[Record list start]
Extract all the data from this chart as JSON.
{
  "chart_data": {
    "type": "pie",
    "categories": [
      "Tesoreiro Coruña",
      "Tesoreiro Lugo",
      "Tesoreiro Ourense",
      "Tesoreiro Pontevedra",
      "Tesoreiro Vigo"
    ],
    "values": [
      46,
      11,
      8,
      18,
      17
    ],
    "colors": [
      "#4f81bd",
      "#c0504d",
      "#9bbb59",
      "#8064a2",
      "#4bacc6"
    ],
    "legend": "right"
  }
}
[Record list end]
Exercise description: Return every line holding the word "Tesoreiro" from the records.

Solved problem:
      "Tesoreiro Coruña",
      "Tesoreiro Lugo",
      "Tesoreiro Ourense",
      "Tesoreiro Pontevedra",
      "Tesoreiro Vigo"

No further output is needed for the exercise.